## TASK DIRECTIONS
Copy each line in which the string "structured" occurs.

--- RECORDS PROVIDED ---

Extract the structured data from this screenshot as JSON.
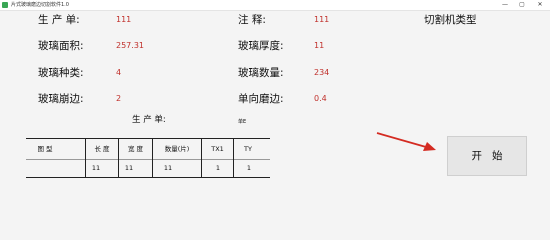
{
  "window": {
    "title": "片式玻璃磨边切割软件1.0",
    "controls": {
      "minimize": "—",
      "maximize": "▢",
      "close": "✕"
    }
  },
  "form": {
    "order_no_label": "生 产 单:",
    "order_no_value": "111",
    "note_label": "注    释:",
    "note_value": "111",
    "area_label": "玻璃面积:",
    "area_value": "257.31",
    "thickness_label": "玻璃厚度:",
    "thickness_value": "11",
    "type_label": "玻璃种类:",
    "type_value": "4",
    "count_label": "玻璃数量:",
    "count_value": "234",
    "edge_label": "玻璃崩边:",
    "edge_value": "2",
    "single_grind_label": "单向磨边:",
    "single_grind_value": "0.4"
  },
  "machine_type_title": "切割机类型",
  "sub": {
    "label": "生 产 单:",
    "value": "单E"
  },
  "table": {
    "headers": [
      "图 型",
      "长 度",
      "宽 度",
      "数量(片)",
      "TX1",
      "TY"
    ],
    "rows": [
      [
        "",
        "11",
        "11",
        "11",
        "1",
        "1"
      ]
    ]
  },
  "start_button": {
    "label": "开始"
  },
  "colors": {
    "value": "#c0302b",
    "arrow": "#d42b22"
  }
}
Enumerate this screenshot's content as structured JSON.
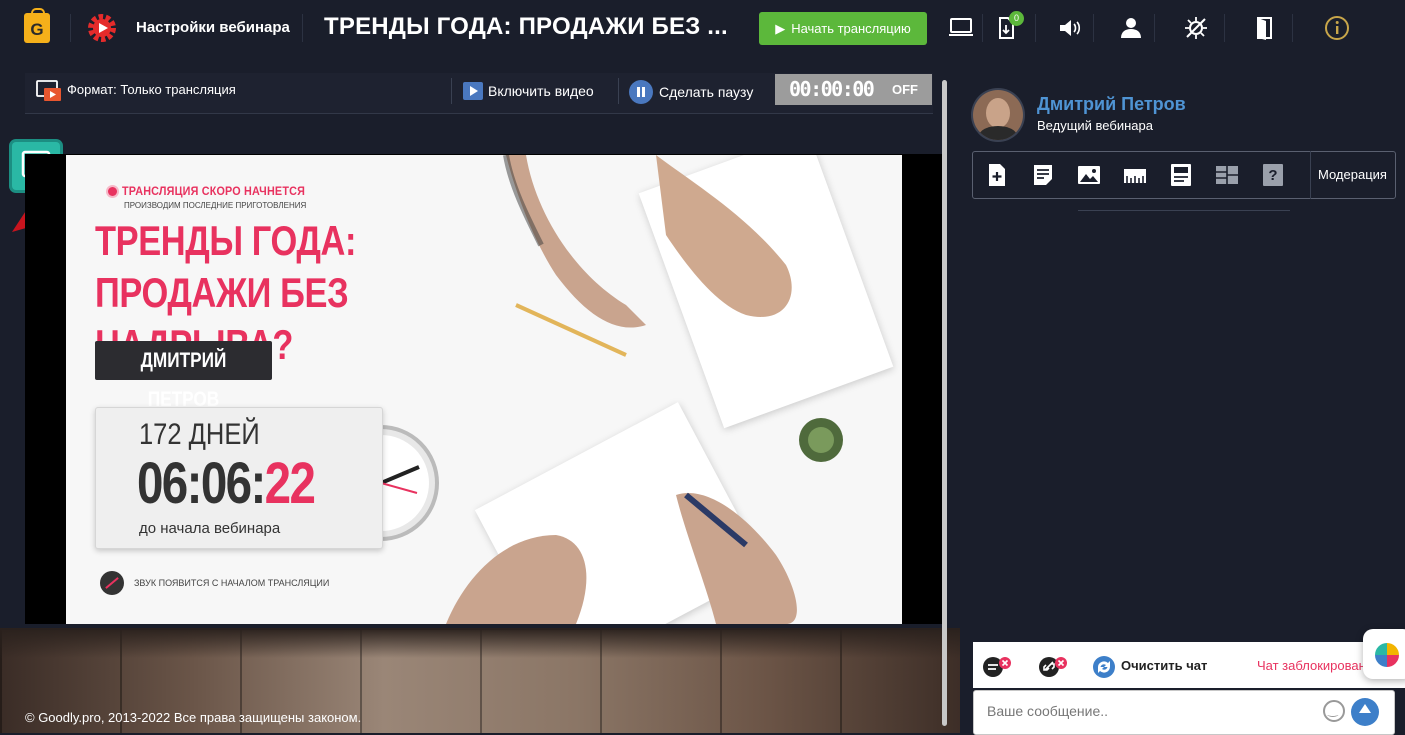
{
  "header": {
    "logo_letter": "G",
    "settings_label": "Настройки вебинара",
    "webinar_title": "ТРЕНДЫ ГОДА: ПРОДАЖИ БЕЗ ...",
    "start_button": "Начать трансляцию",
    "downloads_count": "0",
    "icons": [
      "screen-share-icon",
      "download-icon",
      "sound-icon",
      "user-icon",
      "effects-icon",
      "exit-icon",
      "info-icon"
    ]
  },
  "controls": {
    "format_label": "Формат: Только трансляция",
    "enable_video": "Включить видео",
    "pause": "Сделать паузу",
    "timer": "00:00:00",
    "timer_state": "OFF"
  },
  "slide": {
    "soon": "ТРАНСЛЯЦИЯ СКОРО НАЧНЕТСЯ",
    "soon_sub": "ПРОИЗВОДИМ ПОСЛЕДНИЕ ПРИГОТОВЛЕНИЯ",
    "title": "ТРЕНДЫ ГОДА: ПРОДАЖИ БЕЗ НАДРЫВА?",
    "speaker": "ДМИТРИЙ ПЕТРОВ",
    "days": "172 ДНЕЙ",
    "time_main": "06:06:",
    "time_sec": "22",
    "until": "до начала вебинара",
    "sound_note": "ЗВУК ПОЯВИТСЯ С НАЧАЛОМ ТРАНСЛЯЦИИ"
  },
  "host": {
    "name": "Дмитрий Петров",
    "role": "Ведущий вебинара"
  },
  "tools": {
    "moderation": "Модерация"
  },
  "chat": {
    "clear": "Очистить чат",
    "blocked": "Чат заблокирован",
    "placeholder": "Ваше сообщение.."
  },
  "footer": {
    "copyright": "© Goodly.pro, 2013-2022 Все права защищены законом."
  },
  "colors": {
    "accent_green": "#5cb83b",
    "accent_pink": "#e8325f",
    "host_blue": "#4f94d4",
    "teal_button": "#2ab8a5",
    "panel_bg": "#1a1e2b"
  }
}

---
--- RECORDS PROVIDED ---

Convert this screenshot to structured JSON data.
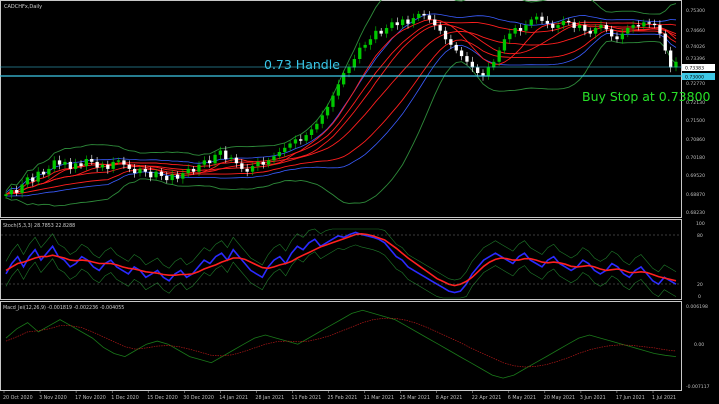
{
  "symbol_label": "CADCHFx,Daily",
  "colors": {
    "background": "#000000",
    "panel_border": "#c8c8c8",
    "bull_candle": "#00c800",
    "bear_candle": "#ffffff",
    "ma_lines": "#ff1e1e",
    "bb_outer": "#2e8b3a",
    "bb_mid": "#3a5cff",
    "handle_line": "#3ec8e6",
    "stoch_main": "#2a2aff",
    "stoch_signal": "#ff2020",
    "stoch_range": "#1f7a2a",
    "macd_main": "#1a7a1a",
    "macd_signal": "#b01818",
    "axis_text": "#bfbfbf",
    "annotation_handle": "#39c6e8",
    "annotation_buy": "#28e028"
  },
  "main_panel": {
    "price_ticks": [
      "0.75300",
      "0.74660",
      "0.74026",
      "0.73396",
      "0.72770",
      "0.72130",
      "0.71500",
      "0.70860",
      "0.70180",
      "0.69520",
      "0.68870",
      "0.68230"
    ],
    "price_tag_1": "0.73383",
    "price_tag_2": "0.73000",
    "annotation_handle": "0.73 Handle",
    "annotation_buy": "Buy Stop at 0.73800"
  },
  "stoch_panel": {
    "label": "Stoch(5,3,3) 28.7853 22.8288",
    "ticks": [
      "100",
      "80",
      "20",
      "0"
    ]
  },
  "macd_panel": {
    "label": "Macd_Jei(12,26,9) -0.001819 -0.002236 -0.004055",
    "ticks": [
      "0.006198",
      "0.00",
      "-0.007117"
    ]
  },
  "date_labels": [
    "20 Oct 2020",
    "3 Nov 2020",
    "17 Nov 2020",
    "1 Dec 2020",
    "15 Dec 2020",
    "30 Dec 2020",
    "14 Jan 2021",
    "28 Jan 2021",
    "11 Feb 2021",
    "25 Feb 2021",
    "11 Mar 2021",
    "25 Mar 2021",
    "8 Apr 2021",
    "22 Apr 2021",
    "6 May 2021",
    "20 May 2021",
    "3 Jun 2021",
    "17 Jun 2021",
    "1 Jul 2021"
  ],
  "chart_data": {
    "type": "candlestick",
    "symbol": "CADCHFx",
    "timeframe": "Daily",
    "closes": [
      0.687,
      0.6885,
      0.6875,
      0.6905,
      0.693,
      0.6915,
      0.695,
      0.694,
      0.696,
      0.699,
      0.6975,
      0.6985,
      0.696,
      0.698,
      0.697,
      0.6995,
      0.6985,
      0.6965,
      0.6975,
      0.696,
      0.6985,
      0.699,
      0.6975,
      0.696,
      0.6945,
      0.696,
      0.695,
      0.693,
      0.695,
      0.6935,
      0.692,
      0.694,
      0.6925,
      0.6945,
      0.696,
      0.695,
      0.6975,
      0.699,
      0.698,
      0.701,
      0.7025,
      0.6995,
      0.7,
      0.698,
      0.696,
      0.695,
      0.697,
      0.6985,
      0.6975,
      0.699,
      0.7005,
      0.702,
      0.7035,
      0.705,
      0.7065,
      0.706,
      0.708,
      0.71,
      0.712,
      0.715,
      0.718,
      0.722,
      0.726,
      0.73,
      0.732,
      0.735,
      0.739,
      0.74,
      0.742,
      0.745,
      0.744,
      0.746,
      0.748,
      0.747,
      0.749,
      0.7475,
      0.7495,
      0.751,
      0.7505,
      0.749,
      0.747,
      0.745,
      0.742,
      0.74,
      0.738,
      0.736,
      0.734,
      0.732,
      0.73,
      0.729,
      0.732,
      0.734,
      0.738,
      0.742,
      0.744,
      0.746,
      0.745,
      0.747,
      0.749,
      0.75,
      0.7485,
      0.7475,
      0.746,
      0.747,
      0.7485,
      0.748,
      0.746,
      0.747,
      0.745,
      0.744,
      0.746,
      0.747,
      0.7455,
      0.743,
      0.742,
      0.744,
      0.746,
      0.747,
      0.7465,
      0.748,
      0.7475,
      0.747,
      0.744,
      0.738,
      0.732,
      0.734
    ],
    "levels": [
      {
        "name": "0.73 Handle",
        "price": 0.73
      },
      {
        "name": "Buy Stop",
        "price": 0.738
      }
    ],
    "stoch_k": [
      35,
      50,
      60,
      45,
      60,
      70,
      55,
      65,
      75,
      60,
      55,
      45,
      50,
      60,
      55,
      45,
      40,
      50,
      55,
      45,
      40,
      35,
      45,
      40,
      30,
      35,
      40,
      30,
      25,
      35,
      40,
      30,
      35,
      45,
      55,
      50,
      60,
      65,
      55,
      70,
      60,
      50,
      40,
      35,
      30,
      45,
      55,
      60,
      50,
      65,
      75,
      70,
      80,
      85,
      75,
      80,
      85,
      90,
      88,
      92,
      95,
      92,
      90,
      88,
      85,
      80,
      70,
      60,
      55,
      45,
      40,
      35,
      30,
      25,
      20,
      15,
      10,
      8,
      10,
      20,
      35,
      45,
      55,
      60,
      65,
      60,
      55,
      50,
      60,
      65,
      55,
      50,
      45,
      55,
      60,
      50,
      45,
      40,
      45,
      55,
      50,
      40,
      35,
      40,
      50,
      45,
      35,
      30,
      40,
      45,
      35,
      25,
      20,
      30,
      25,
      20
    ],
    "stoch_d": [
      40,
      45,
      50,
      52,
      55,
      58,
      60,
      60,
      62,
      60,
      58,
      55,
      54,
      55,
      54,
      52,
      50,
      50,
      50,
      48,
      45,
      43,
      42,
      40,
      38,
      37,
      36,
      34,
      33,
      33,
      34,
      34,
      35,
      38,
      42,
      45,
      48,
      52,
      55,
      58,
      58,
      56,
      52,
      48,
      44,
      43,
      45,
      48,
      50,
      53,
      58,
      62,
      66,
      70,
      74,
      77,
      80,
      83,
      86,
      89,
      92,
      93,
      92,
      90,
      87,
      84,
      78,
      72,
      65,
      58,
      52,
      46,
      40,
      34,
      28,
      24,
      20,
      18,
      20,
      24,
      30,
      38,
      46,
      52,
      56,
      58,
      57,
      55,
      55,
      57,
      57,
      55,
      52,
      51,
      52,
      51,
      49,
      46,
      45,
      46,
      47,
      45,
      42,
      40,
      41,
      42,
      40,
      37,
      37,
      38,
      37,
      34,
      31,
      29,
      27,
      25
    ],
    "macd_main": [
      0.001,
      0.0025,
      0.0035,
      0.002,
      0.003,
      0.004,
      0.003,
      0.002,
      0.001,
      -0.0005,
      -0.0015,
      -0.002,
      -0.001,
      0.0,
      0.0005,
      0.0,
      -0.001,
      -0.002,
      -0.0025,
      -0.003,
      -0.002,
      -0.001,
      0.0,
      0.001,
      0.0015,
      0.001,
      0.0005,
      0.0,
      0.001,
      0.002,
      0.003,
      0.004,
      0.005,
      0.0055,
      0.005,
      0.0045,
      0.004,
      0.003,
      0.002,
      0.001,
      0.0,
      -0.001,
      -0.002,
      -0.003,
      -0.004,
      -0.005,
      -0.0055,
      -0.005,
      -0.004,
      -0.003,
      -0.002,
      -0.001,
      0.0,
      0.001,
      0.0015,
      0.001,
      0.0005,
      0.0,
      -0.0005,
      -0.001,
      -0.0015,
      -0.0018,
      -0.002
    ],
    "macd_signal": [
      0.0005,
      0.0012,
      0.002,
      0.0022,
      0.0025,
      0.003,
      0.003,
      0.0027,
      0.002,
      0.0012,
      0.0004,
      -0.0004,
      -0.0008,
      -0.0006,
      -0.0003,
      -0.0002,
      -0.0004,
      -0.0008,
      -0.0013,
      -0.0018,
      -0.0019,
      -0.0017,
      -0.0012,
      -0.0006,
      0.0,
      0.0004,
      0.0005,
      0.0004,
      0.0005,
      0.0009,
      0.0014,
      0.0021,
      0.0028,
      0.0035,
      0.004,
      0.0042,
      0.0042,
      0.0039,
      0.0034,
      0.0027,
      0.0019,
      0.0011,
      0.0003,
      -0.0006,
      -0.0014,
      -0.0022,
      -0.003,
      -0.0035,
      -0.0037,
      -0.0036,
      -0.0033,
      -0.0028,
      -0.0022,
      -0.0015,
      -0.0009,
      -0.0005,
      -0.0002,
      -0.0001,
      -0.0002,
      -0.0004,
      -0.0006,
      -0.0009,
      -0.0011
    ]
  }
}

---
--- RECORDS PROVIDED ---

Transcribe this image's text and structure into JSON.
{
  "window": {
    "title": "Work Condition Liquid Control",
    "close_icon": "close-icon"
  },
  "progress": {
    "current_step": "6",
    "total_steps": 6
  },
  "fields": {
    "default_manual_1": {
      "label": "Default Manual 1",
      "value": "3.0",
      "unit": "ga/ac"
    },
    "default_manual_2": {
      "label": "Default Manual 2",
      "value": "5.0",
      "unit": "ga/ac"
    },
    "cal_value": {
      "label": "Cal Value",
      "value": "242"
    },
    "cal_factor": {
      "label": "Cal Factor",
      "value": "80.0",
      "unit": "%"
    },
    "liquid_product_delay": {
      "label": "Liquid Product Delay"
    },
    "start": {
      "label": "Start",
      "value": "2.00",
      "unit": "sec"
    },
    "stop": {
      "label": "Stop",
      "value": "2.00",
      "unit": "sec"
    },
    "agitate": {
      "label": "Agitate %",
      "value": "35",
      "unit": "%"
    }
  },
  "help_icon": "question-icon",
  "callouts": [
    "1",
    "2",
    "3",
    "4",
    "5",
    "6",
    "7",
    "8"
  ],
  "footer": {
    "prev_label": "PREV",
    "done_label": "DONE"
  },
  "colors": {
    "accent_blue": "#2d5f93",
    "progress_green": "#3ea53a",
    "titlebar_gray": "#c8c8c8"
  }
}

---

## TASK RESPONSE
Extract the structured data from this screenshot as JSON.
Enumerate this screenshot's content as structured JSON.
Convert this screenshot to structured JSON data.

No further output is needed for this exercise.